Objective: Please convert the stretch from the first line through the line containing "tool-desc: 自动裁剪图片 <box>732 409 811 424</box>", both included, into a JSON list of strings with one string per line and blank lines left out.

---*---

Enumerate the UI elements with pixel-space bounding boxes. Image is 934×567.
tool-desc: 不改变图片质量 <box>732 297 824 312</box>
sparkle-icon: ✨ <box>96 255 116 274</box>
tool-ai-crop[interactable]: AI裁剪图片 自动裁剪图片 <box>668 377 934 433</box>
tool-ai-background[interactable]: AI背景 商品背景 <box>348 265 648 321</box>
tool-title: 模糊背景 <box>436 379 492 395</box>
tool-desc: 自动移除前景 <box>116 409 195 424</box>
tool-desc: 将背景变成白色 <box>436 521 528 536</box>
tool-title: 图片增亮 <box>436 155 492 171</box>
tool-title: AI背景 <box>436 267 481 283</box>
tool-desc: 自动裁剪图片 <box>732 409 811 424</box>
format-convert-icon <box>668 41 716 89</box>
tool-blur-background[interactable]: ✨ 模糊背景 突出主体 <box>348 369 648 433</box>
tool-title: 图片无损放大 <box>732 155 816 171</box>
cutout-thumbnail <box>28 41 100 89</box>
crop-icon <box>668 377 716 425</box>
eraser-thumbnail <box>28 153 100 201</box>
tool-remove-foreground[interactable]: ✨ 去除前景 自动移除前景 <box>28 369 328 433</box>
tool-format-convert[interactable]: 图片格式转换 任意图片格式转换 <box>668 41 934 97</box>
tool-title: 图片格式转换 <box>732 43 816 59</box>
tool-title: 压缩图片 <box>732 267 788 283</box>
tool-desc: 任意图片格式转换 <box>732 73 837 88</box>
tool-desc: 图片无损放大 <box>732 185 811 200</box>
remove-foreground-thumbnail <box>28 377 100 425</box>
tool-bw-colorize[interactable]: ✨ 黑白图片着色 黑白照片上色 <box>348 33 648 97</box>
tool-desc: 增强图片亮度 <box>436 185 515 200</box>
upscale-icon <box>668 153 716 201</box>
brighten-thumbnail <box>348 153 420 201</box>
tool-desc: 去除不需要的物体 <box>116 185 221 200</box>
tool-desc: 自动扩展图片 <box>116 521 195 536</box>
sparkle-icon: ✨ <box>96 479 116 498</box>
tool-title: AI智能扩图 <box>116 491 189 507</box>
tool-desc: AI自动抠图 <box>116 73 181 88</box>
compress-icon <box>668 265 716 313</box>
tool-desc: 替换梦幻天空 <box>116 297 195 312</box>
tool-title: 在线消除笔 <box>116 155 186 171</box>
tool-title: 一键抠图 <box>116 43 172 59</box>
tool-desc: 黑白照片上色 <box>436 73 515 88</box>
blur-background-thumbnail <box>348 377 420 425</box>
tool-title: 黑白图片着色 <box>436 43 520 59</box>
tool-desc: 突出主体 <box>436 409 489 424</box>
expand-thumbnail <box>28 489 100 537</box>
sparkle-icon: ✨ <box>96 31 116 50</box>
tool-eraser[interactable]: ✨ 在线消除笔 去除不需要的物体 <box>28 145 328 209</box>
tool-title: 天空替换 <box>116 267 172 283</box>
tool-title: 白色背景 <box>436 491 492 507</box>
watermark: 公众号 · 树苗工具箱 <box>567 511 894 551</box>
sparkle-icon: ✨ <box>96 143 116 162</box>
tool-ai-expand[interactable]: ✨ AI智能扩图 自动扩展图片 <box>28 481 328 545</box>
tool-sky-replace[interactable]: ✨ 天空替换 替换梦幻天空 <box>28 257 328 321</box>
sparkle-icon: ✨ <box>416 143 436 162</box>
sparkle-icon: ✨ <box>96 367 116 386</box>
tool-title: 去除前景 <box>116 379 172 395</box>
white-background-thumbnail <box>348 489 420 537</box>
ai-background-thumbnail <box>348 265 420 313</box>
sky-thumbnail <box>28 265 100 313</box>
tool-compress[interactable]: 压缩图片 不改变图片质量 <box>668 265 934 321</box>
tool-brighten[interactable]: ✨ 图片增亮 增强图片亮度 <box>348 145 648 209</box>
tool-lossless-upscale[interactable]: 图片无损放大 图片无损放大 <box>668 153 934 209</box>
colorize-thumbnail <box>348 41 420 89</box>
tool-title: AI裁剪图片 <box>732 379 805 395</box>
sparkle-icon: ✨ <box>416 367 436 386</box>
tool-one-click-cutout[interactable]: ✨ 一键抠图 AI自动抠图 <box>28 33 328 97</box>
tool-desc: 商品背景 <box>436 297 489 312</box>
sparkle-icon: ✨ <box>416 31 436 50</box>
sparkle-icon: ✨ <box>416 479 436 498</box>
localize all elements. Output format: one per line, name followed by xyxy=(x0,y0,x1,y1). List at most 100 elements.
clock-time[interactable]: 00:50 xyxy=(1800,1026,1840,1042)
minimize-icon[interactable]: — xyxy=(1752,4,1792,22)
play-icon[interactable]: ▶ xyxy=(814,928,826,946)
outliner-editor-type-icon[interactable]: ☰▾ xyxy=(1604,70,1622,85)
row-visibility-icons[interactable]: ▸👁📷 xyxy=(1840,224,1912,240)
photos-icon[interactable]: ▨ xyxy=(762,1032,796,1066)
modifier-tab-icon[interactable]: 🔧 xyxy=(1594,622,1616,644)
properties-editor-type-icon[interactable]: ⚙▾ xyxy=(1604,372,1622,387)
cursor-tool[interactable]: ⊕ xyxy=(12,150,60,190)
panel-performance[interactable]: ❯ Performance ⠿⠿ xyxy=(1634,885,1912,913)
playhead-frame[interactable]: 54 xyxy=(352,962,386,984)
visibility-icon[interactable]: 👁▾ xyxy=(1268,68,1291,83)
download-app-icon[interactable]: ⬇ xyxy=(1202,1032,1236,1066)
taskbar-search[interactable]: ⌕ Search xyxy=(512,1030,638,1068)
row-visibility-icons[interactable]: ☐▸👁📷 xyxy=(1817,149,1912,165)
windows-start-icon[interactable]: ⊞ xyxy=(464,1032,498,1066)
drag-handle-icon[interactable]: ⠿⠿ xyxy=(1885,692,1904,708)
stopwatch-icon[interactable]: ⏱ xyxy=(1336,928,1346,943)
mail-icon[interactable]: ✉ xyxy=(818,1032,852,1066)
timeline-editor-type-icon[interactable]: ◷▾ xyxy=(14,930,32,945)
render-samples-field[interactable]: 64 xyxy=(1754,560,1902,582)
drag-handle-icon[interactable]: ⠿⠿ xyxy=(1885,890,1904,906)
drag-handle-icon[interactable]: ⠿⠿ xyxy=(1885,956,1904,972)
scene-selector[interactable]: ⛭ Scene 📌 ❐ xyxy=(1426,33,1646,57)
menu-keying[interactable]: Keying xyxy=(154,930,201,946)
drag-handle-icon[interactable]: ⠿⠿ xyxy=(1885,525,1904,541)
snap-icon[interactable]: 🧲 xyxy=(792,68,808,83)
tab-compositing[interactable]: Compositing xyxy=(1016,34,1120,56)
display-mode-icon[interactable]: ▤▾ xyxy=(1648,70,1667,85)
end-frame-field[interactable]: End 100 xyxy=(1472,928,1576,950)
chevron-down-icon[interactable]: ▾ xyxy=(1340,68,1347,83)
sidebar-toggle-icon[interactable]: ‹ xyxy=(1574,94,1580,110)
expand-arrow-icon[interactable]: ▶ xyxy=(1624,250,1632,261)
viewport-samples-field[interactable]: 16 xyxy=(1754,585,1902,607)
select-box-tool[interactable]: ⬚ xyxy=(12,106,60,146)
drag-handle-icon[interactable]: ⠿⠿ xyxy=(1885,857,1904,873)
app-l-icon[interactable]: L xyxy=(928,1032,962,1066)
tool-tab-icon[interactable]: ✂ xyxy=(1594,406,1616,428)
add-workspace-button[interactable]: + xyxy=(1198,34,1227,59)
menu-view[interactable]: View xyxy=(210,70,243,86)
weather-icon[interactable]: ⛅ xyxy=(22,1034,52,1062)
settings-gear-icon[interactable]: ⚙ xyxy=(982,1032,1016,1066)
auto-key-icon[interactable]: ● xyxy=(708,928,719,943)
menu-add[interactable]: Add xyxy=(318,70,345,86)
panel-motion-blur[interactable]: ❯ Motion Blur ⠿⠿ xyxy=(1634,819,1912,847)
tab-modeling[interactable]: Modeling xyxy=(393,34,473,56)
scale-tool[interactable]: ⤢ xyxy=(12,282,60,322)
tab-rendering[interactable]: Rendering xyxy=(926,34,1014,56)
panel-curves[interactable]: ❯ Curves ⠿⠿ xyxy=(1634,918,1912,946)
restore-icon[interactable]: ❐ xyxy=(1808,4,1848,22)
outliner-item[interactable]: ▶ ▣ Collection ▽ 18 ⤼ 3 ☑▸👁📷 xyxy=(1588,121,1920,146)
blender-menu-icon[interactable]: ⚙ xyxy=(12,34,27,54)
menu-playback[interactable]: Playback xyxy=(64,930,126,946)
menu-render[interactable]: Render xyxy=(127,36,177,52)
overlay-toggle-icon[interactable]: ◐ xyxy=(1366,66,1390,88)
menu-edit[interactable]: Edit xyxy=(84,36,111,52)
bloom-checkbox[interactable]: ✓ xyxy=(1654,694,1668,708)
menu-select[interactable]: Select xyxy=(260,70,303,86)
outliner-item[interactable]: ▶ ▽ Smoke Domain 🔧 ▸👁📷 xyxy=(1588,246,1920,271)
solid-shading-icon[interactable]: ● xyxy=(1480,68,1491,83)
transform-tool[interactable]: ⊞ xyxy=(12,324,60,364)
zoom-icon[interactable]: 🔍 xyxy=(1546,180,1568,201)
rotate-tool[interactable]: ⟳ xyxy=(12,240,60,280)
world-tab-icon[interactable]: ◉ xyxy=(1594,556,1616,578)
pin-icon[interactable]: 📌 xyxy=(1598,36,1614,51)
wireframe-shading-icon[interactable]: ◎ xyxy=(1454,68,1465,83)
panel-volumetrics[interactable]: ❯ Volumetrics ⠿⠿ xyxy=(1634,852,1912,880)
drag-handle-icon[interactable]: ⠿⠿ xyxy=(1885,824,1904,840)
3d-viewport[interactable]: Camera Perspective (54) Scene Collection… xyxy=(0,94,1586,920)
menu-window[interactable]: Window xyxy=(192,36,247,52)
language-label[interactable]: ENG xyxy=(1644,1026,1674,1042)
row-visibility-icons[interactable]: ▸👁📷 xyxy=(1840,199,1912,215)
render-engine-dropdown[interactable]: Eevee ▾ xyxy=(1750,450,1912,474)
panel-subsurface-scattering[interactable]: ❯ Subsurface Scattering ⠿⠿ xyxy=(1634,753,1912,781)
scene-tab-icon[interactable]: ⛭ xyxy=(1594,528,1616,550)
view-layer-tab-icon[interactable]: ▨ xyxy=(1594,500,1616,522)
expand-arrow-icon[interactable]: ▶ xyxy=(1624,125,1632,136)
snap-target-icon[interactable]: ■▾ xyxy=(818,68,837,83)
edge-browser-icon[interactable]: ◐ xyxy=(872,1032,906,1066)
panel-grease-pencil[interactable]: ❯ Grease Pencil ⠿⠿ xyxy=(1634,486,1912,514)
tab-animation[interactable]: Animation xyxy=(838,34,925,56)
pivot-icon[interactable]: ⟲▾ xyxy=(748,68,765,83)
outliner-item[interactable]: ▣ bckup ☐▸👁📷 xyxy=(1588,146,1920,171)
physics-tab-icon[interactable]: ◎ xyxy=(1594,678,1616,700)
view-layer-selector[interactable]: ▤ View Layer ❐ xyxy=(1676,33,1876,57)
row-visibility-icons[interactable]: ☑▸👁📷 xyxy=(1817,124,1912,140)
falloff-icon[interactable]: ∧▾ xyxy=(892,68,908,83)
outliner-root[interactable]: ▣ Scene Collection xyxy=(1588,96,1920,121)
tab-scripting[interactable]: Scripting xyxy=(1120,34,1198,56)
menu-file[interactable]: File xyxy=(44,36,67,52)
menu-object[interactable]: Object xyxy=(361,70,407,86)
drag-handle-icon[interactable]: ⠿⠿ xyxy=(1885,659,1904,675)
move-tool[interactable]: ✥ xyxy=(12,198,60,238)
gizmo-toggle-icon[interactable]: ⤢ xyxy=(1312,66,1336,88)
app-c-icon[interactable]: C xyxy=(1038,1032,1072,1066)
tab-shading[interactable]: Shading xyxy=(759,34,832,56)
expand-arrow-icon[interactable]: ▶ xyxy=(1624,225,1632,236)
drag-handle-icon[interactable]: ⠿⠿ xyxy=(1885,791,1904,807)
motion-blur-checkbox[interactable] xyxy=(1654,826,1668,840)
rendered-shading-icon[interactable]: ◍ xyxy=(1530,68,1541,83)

---*---

The output:
[
  "Enumerate the UI elements with pixel-space bounding boxes. Image is 934×567.",
  "tool-desc: 不改变图片质量 <box>732 297 824 312</box>",
  "sparkle-icon: ✨ <box>96 255 116 274</box>",
  "tool-ai-crop[interactable]: AI裁剪图片 自动裁剪图片 <box>668 377 934 433</box>",
  "tool-ai-background[interactable]: AI背景 商品背景 <box>348 265 648 321</box>",
  "tool-title: 模糊背景 <box>436 379 492 395</box>",
  "tool-desc: 自动移除前景 <box>116 409 195 424</box>",
  "tool-desc: 将背景变成白色 <box>436 521 528 536</box>",
  "tool-title: 图片增亮 <box>436 155 492 171</box>",
  "tool-title: AI背景 <box>436 267 481 283</box>",
  "tool-desc: 自动裁剪图片 <box>732 409 811 424</box>"
]